→ Exercise prompt
Copy out every line that contains "name".

→ Exercise material
▬▬▬▬▬▬
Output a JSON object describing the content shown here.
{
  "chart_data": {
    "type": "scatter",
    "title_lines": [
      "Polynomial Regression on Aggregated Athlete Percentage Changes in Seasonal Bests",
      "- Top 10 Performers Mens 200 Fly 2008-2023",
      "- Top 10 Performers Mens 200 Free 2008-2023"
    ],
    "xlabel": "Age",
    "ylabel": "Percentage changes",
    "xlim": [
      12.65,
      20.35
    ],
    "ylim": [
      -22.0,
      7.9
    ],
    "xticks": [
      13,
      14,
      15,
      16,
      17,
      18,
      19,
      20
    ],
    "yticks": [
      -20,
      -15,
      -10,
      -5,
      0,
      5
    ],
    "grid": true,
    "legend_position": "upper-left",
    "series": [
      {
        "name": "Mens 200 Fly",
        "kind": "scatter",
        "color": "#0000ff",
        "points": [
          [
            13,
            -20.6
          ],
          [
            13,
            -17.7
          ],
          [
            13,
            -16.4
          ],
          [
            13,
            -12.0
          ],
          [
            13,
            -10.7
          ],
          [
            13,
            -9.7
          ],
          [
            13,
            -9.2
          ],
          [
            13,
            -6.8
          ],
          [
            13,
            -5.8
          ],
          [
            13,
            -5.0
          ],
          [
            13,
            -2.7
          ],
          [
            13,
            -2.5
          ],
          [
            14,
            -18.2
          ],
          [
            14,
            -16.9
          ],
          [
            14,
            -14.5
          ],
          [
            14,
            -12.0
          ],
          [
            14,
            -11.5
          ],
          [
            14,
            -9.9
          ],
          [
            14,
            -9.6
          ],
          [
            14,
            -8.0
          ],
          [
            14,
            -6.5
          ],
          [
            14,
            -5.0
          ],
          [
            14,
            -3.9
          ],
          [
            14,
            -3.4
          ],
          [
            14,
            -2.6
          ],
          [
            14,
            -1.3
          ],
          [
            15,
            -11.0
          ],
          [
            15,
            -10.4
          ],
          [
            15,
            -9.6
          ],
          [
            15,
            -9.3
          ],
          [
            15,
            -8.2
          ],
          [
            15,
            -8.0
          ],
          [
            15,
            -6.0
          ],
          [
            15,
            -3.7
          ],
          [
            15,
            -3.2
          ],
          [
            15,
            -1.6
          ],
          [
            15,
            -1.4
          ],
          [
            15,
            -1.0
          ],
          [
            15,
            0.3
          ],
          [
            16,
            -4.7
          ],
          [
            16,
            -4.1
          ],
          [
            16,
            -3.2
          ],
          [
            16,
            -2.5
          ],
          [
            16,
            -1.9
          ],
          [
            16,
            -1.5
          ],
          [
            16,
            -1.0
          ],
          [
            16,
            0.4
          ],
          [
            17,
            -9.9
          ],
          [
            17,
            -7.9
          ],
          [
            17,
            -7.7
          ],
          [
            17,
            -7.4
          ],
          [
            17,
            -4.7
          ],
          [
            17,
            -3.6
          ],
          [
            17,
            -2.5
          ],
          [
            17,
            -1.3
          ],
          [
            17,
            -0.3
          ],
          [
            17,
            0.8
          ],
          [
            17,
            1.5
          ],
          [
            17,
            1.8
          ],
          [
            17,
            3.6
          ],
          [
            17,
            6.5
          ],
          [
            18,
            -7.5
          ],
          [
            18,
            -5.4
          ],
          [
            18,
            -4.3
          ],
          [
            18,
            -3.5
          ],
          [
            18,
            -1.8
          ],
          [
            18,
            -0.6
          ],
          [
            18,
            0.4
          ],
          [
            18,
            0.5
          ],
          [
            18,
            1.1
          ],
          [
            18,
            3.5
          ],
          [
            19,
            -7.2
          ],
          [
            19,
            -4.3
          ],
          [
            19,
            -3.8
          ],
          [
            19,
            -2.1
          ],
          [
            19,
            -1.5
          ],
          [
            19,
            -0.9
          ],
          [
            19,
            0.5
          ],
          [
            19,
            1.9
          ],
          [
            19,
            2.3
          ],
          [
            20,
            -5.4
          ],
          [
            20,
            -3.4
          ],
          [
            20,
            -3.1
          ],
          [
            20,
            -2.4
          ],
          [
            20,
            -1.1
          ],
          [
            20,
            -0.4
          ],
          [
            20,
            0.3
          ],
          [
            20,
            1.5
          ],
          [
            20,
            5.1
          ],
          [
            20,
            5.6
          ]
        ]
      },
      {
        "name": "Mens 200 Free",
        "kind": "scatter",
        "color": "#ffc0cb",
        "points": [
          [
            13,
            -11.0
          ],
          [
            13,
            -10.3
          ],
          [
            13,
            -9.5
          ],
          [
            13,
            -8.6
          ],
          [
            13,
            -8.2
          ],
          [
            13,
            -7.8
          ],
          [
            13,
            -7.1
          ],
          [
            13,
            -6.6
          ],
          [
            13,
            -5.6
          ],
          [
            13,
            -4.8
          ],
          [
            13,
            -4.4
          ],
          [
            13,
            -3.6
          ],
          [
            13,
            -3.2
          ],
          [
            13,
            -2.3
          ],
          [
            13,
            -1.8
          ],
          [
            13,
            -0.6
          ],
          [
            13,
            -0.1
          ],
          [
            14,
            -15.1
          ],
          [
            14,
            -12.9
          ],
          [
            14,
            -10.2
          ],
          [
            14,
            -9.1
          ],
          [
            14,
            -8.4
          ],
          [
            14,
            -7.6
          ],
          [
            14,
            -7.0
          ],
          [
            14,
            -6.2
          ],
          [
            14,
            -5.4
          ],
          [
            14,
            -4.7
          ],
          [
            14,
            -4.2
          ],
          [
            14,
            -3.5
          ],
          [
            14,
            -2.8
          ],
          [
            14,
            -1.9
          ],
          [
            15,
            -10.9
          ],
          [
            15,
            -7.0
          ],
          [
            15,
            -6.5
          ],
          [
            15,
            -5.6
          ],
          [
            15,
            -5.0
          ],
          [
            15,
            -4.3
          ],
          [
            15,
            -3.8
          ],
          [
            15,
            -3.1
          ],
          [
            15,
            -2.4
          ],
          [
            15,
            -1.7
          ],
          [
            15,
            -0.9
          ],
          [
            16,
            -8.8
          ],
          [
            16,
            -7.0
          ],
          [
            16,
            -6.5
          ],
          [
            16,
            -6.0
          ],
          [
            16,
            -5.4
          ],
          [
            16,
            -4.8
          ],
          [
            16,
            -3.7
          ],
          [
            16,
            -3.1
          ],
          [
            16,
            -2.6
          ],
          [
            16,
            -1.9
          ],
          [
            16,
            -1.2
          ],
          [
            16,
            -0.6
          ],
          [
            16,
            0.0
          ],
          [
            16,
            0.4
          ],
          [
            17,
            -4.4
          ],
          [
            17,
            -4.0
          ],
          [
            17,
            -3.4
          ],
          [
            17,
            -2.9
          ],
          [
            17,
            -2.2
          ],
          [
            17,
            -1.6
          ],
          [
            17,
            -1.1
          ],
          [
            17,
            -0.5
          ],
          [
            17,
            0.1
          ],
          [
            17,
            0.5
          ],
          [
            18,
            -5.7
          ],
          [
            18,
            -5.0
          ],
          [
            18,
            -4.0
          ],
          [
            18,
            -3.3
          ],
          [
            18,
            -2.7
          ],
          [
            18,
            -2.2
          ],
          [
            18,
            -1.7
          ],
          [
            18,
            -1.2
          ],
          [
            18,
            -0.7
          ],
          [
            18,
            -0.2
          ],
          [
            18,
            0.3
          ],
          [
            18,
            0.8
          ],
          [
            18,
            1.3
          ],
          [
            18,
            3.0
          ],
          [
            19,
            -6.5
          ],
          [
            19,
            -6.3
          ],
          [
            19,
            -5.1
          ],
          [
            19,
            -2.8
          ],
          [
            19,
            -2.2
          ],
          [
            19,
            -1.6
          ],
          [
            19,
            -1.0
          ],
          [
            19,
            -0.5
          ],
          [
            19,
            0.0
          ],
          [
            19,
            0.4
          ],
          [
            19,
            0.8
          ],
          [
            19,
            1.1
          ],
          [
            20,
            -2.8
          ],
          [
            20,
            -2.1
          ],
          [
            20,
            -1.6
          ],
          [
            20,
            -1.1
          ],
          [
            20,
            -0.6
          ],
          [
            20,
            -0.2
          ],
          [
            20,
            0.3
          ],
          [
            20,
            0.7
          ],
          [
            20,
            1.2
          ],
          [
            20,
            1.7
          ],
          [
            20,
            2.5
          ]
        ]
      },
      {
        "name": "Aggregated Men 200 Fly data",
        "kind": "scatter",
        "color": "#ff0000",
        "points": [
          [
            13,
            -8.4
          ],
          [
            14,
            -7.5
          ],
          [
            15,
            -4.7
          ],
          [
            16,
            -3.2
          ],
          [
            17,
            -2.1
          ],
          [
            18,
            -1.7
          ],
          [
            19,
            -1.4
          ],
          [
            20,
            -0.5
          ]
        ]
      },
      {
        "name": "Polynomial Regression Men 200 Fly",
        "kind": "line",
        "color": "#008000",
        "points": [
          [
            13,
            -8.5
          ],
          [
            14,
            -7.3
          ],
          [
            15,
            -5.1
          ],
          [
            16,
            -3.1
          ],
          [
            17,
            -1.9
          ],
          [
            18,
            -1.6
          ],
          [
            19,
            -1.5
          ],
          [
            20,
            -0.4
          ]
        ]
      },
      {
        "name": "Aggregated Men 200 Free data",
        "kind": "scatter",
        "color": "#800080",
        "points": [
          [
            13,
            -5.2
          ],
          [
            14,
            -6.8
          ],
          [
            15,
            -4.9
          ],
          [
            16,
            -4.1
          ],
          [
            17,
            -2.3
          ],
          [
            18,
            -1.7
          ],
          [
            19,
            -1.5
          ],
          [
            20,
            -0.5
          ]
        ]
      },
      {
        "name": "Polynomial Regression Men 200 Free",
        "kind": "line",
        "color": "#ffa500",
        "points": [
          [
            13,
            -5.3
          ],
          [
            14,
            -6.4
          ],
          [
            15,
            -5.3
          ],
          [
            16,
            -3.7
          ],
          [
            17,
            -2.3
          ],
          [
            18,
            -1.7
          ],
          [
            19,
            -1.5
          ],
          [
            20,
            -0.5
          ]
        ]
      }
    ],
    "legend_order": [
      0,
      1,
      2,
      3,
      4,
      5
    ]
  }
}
▬▬▬▬▬▬
→ Solution for this task
        "name": "Mens 200 Fly",
        "name": "Mens 200 Free",
        "name": "Aggregated Men 200 Fly data",
        "name": "Polynomial Regression Men 200 Fly",
        "name": "Aggregated Men 200 Free data",
        "name": "Polynomial Regression Men 200 Free",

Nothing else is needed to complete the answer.